Stored data
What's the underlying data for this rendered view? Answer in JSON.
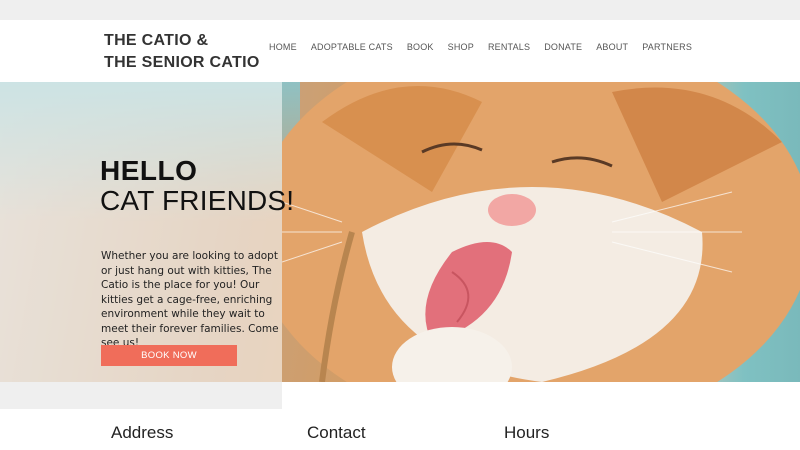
{
  "brand": {
    "line1": "THE CATIO &",
    "line2": "THE SENIOR CATIO"
  },
  "nav": {
    "items": [
      "HOME",
      "ADOPTABLE CATS",
      "BOOK",
      "SHOP",
      "RENTALS",
      "DONATE",
      "ABOUT",
      "PARTNERS"
    ]
  },
  "hero": {
    "title_line1": "HELLO",
    "title_line2": "CAT FRIENDS!",
    "text": "Whether you are looking to adopt or just hang out with kitties,  The Catio is the place for you! Our kitties get a cage-free, enriching environment while they wait to meet their forever families. Come see us!",
    "button_label": "BOOK NOW",
    "image_icon": "cat-photo-icon"
  },
  "footer": {
    "address": "Address",
    "contact": "Contact",
    "hours": "Hours"
  },
  "colors": {
    "accent": "#f06d5a",
    "nav_text": "#555555",
    "teal": "#7fc1c2"
  }
}
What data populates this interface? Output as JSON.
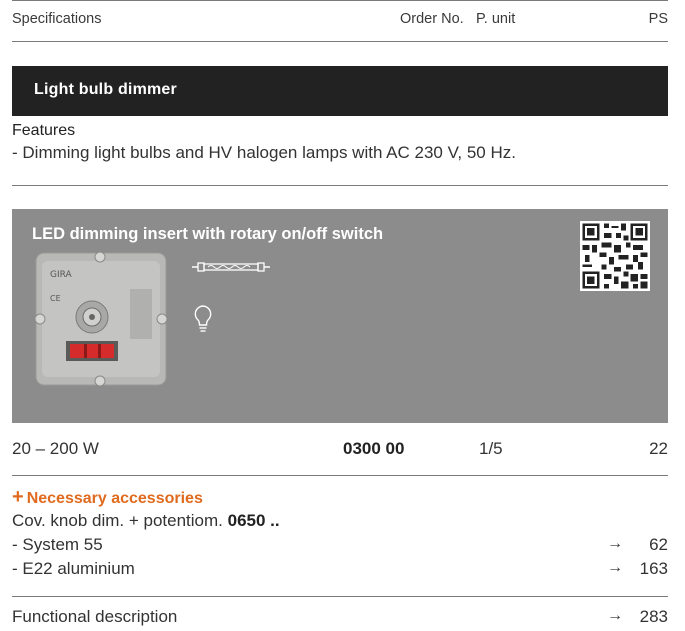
{
  "header": {
    "specifications": "Specifications",
    "order_no": "Order No.",
    "p_unit": "P. unit",
    "ps": "PS"
  },
  "section": {
    "title": "Light bulb dimmer"
  },
  "features": {
    "heading": "Features",
    "text": "- Dimming light bulbs and HV halogen lamps with AC 230 V, 50 Hz."
  },
  "product": {
    "title": "LED dimming insert with rotary on/off switch",
    "device_brand": "GIRA",
    "icons": [
      "halogen-tube-icon",
      "light-bulb-icon",
      "qr-code"
    ]
  },
  "spec_row": {
    "power": "20 – 200 W",
    "order_no": "0300 00",
    "p_unit": "1/5",
    "ps": "22"
  },
  "accessories": {
    "plus": "+",
    "heading": "Necessary accessories",
    "item_label": "Cov. knob dim. + potentiom.",
    "item_order": "0650 ..",
    "lines": [
      {
        "label": "- System 55",
        "arrow": "→",
        "page": "62"
      },
      {
        "label": "- E22 aluminium",
        "arrow": "→",
        "page": "163"
      }
    ]
  },
  "functional": {
    "label": "Functional description",
    "arrow": "→",
    "page": "283"
  },
  "colors": {
    "accent": "#e06b1f",
    "bar": "#222222",
    "panel": "#8c8c8c"
  }
}
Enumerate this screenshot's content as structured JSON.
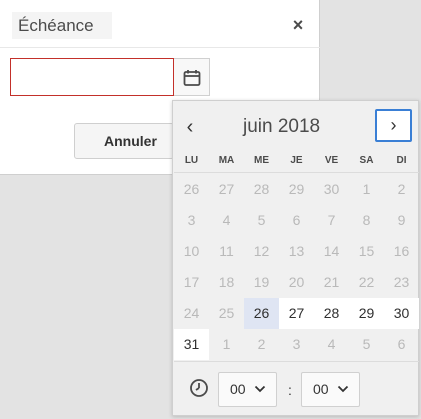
{
  "dialog": {
    "title": "Échéance",
    "close_glyph": "×",
    "date_value": "",
    "cancel_label": "Annuler"
  },
  "calendar": {
    "month_title": "juin 2018",
    "prev_glyph": "‹",
    "next_glyph": "›",
    "weekdays": [
      "LU",
      "MA",
      "ME",
      "JE",
      "VE",
      "SA",
      "DI"
    ],
    "weeks": [
      [
        {
          "d": "26",
          "c": false
        },
        {
          "d": "27",
          "c": false
        },
        {
          "d": "28",
          "c": false
        },
        {
          "d": "29",
          "c": false
        },
        {
          "d": "30",
          "c": false
        },
        {
          "d": "1",
          "c": false
        },
        {
          "d": "2",
          "c": false
        }
      ],
      [
        {
          "d": "3",
          "c": false
        },
        {
          "d": "4",
          "c": false
        },
        {
          "d": "5",
          "c": false
        },
        {
          "d": "6",
          "c": false
        },
        {
          "d": "7",
          "c": false
        },
        {
          "d": "8",
          "c": false
        },
        {
          "d": "9",
          "c": false
        }
      ],
      [
        {
          "d": "10",
          "c": false
        },
        {
          "d": "11",
          "c": false
        },
        {
          "d": "12",
          "c": false
        },
        {
          "d": "13",
          "c": false
        },
        {
          "d": "14",
          "c": false
        },
        {
          "d": "15",
          "c": false
        },
        {
          "d": "16",
          "c": false
        }
      ],
      [
        {
          "d": "17",
          "c": false
        },
        {
          "d": "18",
          "c": false
        },
        {
          "d": "19",
          "c": false
        },
        {
          "d": "20",
          "c": false
        },
        {
          "d": "21",
          "c": false
        },
        {
          "d": "22",
          "c": false
        },
        {
          "d": "23",
          "c": false
        }
      ],
      [
        {
          "d": "24",
          "c": false
        },
        {
          "d": "25",
          "c": false
        },
        {
          "d": "26",
          "c": true,
          "sel": true
        },
        {
          "d": "27",
          "c": true
        },
        {
          "d": "28",
          "c": true
        },
        {
          "d": "29",
          "c": true
        },
        {
          "d": "30",
          "c": true
        }
      ],
      [
        {
          "d": "31",
          "c": true
        },
        {
          "d": "1",
          "c": false
        },
        {
          "d": "2",
          "c": false
        },
        {
          "d": "3",
          "c": false
        },
        {
          "d": "4",
          "c": false
        },
        {
          "d": "5",
          "c": false
        },
        {
          "d": "6",
          "c": false
        }
      ]
    ],
    "hour": "00",
    "minute": "00",
    "time_separator": ":"
  },
  "icons": {
    "calendar": "calendar-icon",
    "clock": "clock-icon",
    "chevron": "chevron-down-icon"
  },
  "colors": {
    "error_border": "#c3302a",
    "focus_ring": "#3a7fd5",
    "selected_day": "#dfe5f3"
  }
}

▶ [WORK TO COMPLETE]:
Which lines include "heading"? Copy each of them out.

▶ [RESULT OF THIS TASK]:
    "heading": "Features",
    "heading": "Necessary accessories",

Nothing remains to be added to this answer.